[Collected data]
## START

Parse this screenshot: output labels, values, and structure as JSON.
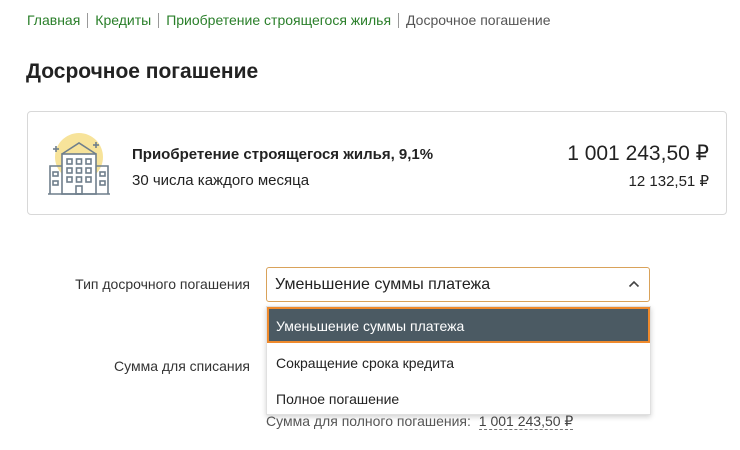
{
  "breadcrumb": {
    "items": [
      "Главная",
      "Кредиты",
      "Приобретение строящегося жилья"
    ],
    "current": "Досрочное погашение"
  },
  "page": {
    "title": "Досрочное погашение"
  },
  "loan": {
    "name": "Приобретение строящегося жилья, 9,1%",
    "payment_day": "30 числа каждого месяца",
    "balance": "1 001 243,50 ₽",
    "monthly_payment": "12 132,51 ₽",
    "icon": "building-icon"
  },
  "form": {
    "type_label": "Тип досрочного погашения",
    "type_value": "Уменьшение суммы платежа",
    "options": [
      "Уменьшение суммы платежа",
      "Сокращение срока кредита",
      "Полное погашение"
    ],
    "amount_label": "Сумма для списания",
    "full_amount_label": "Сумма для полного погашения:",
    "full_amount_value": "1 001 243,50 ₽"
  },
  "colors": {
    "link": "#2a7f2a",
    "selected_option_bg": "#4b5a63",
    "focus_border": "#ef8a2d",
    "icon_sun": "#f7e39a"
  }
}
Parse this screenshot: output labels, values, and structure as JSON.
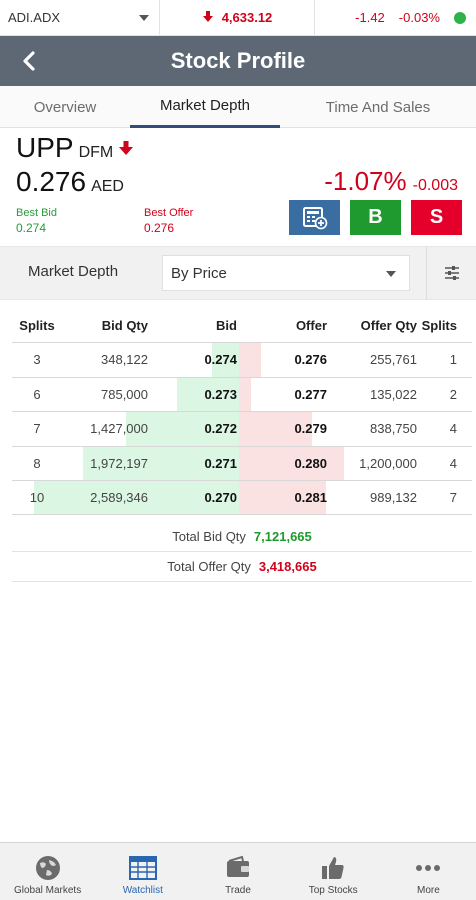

## END
## START

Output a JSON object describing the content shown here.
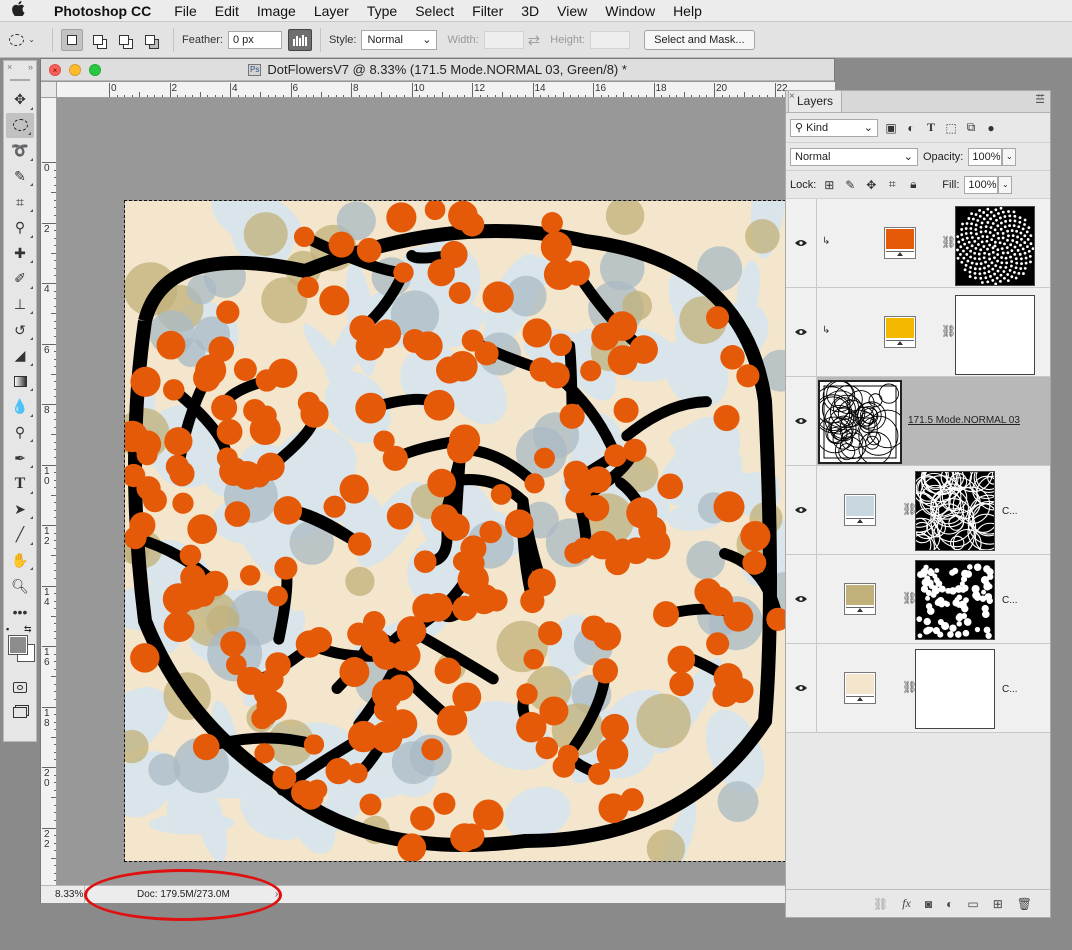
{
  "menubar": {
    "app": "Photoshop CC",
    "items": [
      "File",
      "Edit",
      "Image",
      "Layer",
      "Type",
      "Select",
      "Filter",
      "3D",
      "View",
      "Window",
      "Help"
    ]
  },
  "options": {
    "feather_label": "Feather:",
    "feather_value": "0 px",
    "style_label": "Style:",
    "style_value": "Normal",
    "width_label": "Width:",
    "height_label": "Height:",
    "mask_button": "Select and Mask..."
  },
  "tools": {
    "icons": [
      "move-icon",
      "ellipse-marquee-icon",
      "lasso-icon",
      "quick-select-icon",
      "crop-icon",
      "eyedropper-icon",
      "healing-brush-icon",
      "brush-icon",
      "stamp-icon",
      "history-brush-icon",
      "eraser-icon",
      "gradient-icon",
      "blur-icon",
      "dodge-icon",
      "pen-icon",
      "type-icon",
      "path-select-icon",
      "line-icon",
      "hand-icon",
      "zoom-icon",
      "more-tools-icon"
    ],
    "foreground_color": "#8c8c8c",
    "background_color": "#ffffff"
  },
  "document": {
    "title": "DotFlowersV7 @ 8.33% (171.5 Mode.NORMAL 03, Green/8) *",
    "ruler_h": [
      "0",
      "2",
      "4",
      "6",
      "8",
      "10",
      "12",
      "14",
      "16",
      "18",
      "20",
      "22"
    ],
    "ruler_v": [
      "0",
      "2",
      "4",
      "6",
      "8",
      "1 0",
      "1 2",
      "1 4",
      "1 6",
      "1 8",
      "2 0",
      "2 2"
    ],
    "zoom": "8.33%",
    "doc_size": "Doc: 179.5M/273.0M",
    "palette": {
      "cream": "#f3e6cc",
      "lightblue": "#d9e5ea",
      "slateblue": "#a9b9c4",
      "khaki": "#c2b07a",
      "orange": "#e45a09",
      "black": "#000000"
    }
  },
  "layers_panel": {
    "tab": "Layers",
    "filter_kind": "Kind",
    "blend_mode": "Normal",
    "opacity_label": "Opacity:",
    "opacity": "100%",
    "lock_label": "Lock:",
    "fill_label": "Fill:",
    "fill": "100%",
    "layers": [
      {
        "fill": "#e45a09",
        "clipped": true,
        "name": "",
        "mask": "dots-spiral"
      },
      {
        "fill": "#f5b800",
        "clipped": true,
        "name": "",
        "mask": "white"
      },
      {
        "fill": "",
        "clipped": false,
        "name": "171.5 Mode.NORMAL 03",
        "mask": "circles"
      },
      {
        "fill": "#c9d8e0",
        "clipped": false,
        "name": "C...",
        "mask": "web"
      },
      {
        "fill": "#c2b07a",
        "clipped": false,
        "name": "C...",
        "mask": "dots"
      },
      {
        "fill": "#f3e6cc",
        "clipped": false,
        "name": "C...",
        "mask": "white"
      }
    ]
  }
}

## END
## START

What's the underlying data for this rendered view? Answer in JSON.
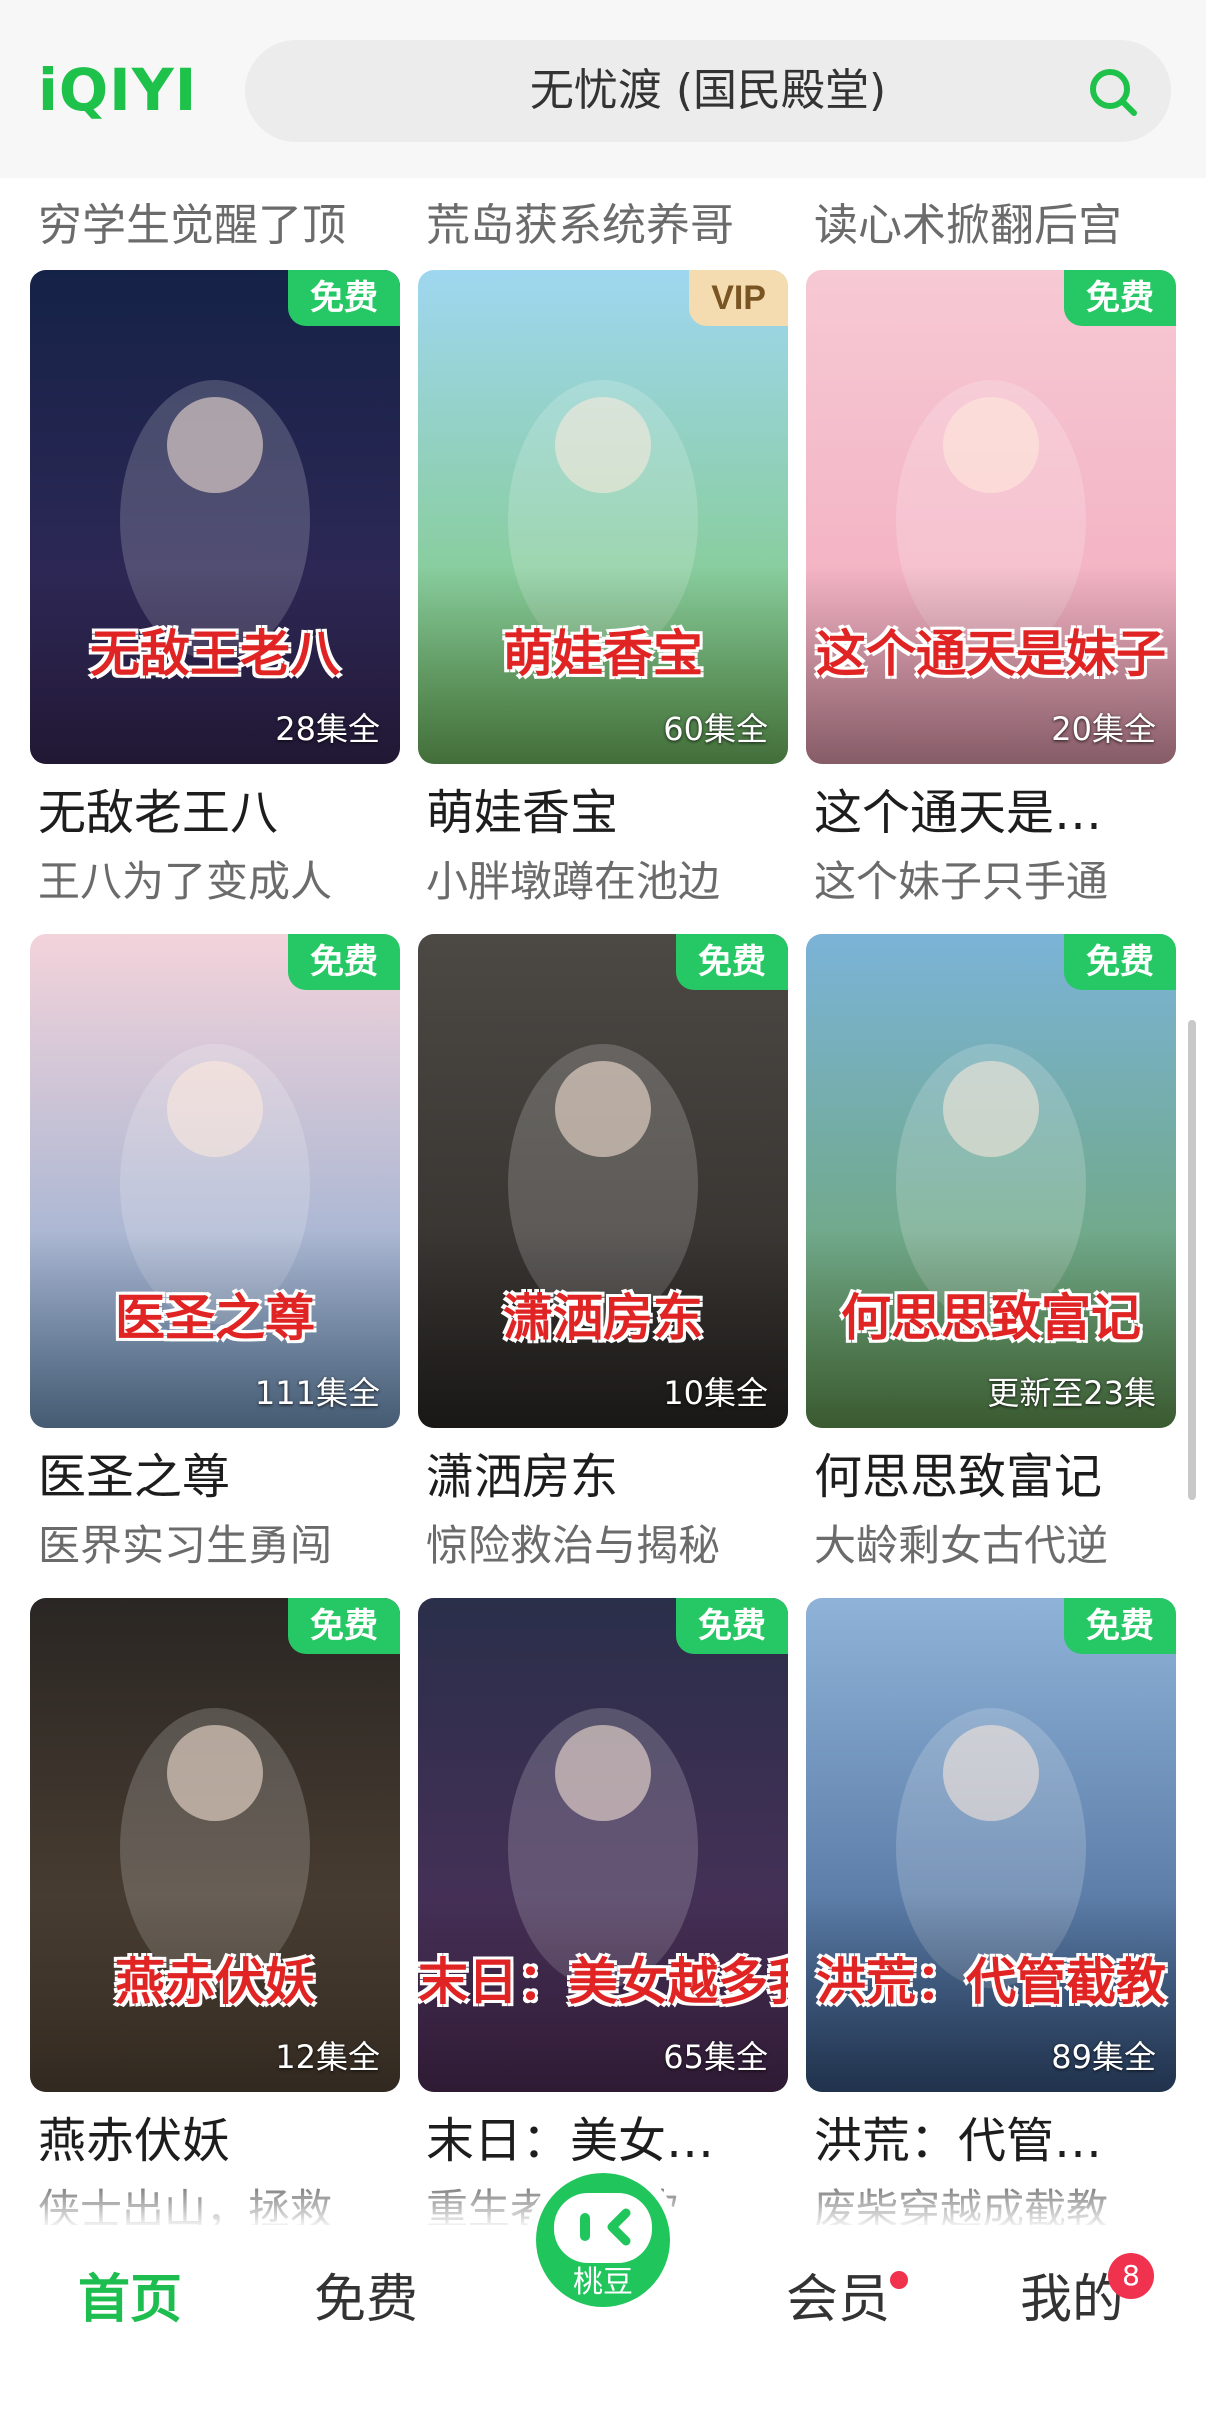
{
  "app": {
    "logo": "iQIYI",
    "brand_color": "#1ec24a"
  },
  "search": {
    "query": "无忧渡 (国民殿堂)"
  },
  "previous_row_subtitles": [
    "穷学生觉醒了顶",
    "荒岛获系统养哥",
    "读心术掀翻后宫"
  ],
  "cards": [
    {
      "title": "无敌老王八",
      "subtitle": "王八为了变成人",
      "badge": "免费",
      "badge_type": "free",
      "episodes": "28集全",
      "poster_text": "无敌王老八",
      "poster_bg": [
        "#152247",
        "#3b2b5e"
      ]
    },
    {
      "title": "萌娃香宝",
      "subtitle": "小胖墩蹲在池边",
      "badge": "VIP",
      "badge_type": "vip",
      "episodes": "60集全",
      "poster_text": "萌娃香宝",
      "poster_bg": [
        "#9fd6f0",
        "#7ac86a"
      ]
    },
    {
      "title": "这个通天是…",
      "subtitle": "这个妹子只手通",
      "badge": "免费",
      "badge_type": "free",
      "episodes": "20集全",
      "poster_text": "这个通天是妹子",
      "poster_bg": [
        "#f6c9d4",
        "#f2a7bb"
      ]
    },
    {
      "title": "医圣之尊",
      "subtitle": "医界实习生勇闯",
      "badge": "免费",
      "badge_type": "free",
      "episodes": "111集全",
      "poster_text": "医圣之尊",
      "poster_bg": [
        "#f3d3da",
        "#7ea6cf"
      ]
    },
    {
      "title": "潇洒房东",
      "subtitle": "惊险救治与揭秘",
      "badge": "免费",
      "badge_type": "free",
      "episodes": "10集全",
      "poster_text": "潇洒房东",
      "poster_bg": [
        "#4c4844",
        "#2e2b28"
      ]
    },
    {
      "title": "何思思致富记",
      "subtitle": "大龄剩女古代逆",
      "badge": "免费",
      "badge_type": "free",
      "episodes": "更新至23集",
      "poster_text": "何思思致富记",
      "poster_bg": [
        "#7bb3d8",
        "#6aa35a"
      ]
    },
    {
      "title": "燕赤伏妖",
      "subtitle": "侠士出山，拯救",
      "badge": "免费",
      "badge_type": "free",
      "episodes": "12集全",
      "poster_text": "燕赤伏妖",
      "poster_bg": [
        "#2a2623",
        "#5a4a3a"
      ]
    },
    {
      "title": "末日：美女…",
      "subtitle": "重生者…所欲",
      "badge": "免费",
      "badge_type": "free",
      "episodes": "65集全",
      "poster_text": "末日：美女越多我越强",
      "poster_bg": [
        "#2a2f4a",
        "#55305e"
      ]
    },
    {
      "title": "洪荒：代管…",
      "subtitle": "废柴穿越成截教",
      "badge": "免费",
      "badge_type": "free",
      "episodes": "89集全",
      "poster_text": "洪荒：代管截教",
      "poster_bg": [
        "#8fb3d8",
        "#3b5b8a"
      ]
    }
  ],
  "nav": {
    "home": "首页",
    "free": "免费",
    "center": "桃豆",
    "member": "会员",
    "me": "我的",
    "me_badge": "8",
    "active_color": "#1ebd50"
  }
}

## END

Written problem: Write down every line of the data above that includes the string "строящегося".

Task result:
      "Приобретение строящегося жилья"
    "name": "Приобретение строящегося жилья, 9,1%",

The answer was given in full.